What you will do:
Below is a listing; reproduce each line of it exactly.

Data lines:

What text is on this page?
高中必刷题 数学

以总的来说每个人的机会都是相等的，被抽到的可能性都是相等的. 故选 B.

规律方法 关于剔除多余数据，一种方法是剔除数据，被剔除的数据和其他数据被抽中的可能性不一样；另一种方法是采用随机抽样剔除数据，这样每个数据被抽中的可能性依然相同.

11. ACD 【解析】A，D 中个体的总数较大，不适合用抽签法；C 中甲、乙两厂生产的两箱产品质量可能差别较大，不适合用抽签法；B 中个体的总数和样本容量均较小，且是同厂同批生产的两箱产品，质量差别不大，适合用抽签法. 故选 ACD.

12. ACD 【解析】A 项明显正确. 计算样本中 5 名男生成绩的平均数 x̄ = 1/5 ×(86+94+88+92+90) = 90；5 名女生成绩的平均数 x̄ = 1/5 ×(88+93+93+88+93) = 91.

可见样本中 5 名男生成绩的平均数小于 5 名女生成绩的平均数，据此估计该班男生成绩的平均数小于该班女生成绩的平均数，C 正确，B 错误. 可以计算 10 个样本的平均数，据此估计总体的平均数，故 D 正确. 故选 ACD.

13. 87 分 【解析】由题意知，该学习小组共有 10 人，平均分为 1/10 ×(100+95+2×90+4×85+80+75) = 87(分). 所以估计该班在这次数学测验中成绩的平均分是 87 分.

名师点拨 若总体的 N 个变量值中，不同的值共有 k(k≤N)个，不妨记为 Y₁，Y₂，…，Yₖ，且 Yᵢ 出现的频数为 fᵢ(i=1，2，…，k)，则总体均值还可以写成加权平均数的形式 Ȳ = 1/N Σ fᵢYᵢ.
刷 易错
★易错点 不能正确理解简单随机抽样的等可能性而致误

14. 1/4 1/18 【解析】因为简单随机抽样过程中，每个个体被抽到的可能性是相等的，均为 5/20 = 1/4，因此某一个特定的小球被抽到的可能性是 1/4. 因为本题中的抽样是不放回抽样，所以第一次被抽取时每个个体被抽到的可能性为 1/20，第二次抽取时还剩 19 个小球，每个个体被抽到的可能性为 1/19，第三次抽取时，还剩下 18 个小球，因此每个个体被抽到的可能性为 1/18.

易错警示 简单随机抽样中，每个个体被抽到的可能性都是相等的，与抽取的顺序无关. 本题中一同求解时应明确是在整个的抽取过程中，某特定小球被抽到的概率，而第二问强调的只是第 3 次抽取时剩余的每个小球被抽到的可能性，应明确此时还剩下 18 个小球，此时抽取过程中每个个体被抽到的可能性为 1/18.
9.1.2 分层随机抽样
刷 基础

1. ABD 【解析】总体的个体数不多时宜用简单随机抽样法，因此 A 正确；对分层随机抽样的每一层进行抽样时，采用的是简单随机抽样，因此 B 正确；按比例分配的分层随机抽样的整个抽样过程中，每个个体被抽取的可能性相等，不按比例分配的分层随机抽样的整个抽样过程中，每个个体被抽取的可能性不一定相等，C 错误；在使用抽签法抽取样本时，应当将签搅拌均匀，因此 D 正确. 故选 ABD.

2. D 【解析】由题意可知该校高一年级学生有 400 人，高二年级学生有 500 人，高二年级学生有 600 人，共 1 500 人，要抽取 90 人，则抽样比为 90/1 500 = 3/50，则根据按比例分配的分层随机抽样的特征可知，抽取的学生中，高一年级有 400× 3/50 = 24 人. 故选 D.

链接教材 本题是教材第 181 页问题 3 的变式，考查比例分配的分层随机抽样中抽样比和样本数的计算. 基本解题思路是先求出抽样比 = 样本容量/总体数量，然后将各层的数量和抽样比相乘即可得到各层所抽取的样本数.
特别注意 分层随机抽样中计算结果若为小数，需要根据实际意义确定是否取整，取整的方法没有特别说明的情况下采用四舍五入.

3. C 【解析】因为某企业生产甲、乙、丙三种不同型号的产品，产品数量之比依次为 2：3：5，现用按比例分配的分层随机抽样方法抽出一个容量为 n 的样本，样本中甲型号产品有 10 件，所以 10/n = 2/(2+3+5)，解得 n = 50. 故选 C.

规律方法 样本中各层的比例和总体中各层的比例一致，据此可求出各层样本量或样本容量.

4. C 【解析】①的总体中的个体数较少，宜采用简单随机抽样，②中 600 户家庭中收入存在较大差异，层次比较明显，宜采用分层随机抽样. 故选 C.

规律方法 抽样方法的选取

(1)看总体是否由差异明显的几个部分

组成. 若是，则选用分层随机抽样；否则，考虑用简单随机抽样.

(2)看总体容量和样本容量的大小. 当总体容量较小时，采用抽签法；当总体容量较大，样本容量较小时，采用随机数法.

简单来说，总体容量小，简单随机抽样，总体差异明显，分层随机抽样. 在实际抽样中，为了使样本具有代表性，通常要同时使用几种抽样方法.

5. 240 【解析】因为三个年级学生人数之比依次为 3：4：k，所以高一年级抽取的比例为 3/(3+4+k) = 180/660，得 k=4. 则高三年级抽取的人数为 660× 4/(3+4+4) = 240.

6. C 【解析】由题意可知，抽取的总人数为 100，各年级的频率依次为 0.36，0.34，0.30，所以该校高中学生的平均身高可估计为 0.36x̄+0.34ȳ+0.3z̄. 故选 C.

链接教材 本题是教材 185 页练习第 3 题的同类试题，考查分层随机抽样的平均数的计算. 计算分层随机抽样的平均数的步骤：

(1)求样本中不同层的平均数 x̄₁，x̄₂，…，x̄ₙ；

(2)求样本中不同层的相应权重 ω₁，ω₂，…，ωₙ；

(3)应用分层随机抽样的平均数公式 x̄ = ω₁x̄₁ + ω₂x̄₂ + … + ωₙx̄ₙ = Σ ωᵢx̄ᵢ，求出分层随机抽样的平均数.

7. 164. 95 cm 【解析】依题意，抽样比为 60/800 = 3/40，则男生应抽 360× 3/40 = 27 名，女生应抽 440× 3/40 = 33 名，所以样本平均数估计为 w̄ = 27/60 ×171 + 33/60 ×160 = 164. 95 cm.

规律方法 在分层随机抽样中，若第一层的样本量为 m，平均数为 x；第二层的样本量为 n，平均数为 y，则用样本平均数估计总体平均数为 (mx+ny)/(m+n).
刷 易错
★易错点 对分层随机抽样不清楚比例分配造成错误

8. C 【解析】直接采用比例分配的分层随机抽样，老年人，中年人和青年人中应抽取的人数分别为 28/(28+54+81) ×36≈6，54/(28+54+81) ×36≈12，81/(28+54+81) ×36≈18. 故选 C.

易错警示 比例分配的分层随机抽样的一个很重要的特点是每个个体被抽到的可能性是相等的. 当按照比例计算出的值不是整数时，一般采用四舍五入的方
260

Exercise response:
What text is on this page?
高中必刷题 数学

以总的来说每个人的机会都是相等的，被抽到的可能性都是相等的. 故选 B.

规律方法 关于剔除多余数据，一种方法是剔除数据，被剔除的数据和其他数据被抽中的可能性不一样；另一种方法是采用随机抽样剔除数据，这样每个数据被抽中的可能性依然相同.

11. ACD 【解析】A，D 中个体的总数较大，不适合用抽签法；C 中甲、乙两厂生产的两箱产品质量可能差别较大，不适合用抽签法；B 中个体的总数和样本容量均较小，且是同厂同批生产的两箱产品，质量差别不大，适合用抽签法. 故选 ACD.

12. ACD 【解析】A 项明显正确. 计算样本中 5 名男生成绩的平均数 x̄ = 1/5 ×(86+94+88+92+90) = 90；5 名女生成绩的平均数 x̄ = 1/5 ×(88+93+93+88+93) = 91.

可见样本中 5 名男生成绩的平均数小于 5 名女生成绩的平均数，据此估计该班男生成绩的平均数小于该班女生成绩的平均数，C 正确，B 错误. 可以计算 10 个样本的平均数，据此估计总体的平均数，故 D 正确. 故选 ACD.

13. 87 分 【解析】由题意知，该学习小组共有 10 人，平均分为 1/10 ×(100+95+2×90+4×85+80+75) = 87(分). 所以估计该班在这次数学测验中成绩的平均分是 87 分.

名师点拨 若总体的 N 个变量值中，不同的值共有 k(k≤N)个，不妨记为 Y₁，Y₂，…，Yₖ，且 Yᵢ 出现的频数为 fᵢ(i=1，2，…，k)，则总体均值还可以写成加权平均数的形式 Ȳ = 1/N Σ fᵢYᵢ.
刷 易错
★易错点 不能正确理解简单随机抽样的等可能性而致误

14. 1/4 1/18 【解析】因为简单随机抽样过程中，每个个体被抽到的可能性是相等的，均为 5/20 = 1/4，因此某一个特定的小球被抽到的可能性是 1/4. 因为本题中的抽样是不放回抽样，所以第一次被抽取时每个个体被抽到的可能性为 1/20，第二次抽取时还剩 19 个小球，每个个体被抽到的可能性为 1/19，第三次抽取时，还剩下 18 个小球，因此每个个体被抽到的可能性为 1/18.

易错警示 简单随机抽样中，每个个体被抽到的可能性都是相等的，与抽取的顺序无关. 本题中一同求解时应明确是在整个的抽取过程中，某特定小球被抽到的概率，而第二问强调的只是第 3 次抽取时剩余的每个小球被抽到的可能性，应明确此时还剩下 18 个小球，此时抽取过程中每个个体被抽到的可能性为 1/18.
9.1.2 分层随机抽样
刷 基础

1. ABD 【解析】总体的个体数不多时宜用简单随机抽样法，因此 A 正确；对分层随机抽样的每一层进行抽样时，采用的是简单随机抽样，因此 B 正确；按比例分配的分层随机抽样的整个抽样过程中，每个个体被抽取的可能性相等，不按比例分配的分层随机抽样的整个抽样过程中，每个个体被抽取的可能性不一定相等，C 错误；在使用抽签法抽取样本时，应当将签搅拌均匀，因此 D 正确. 故选 ABD.

2. D 【解析】由题意可知该校高一年级学生有 400 人，高二年级学生有 500 人，高二年级学生有 600 人，共 1 500 人，要抽取 90 人，则抽样比为 90/1 500 = 3/50，则根据按比例分配的分层随机抽样的特征可知，抽取的学生中，高一年级有 400× 3/50 = 24 人. 故选 D.

链接教材 本题是教材第 181 页问题 3 的变式，考查比例分配的分层随机抽样中抽样比和样本数的计算. 基本解题思路是先求出抽样比 = 样本容量/总体数量，然后将各层的数量和抽样比相乘即可得到各层所抽取的样本数.
特别注意 分层随机抽样中计算结果若为小数，需要根据实际意义确定是否取整，取整的方法没有特别说明的情况下采用四舍五入.

3. C 【解析】因为某企业生产甲、乙、丙三种不同型号的产品，产品数量之比依次为 2：3：5，现用按比例分配的分层随机抽样方法抽出一个容量为 n 的样本，样本中甲型号产品有 10 件，所以 10/n = 2/(2+3+5)，解得 n = 50. 故选 C.

规律方法 样本中各层的比例和总体中各层的比例一致，据此可求出各层样本量或样本容量.

4. C 【解析】①的总体中的个体数较少，宜采用简单随机抽样，②中 600 户家庭中收入存在较大差异，层次比较明显，宜采用分层随机抽样. 故选 C.

规律方法 抽样方法的选取

(1)看总体是否由差异明显的几个部分

组成. 若是，则选用分层随机抽样；否则，考虑用简单随机抽样.

(2)看总体容量和样本容量的大小. 当总体容量较小时，采用抽签法；当总体容量较大，样本容量较小时，采用随机数法.

简单来说，总体容量小，简单随机抽样，总体差异明显，分层随机抽样. 在实际抽样中，为了使样本具有代表性，通常要同时使用几种抽样方法.

5. 240 【解析】因为三个年级学生人数之比依次为 3：4：k，所以高一年级抽取的比例为 3/(3+4+k) = 180/660，得 k=4. 则高三年级抽取的人数为 660× 4/(3+4+4) = 240.

6. C 【解析】由题意可知，抽取的总人数为 100，各年级的频率依次为 0.36，0.34，0.30，所以该校高中学生的平均身高可估计为 0.36x̄+0.34ȳ+0.3z̄. 故选 C.

链接教材 本题是教材 185 页练习第 3 题的同类试题，考查分层随机抽样的平均数的计算. 计算分层随机抽样的平均数的步骤：

(1)求样本中不同层的平均数 x̄₁，x̄₂，…，x̄ₙ；

(2)求样本中不同层的相应权重 ω₁，ω₂，…，ωₙ；

(3)应用分层随机抽样的平均数公式 x̄ = ω₁x̄₁ + ω₂x̄₂ + … + ωₙx̄ₙ = Σ ωᵢx̄ᵢ，求出分层随机抽样的平均数.

7. 164. 95 cm 【解析】依题意，抽样比为 60/800 = 3/40，则男生应抽 360× 3/40 = 27 名，女生应抽 440× 3/40 = 33 名，所以样本平均数估计为 w̄ = 27/60 ×171 + 33/60 ×160 = 164. 95 cm.

规律方法 在分层随机抽样中，若第一层的样本量为 m，平均数为 x；第二层的样本量为 n，平均数为 y，则用样本平均数估计总体平均数为 (mx+ny)/(m+n).
刷 易错
★易错点 对分层随机抽样不清楚比例分配造成错误

8. C 【解析】直接采用比例分配的分层随机抽样，老年人，中年人和青年人中应抽取的人数分别为 28/(28+54+81) ×36≈6，54/(28+54+81) ×36≈12，81/(28+54+81) ×36≈18. 故选 C.

易错警示 比例分配的分层随机抽样的一个很重要的特点是每个个体被抽到的可能性是相等的. 当按照比例计算出的值不是整数时，一般采用四舍五入的方
260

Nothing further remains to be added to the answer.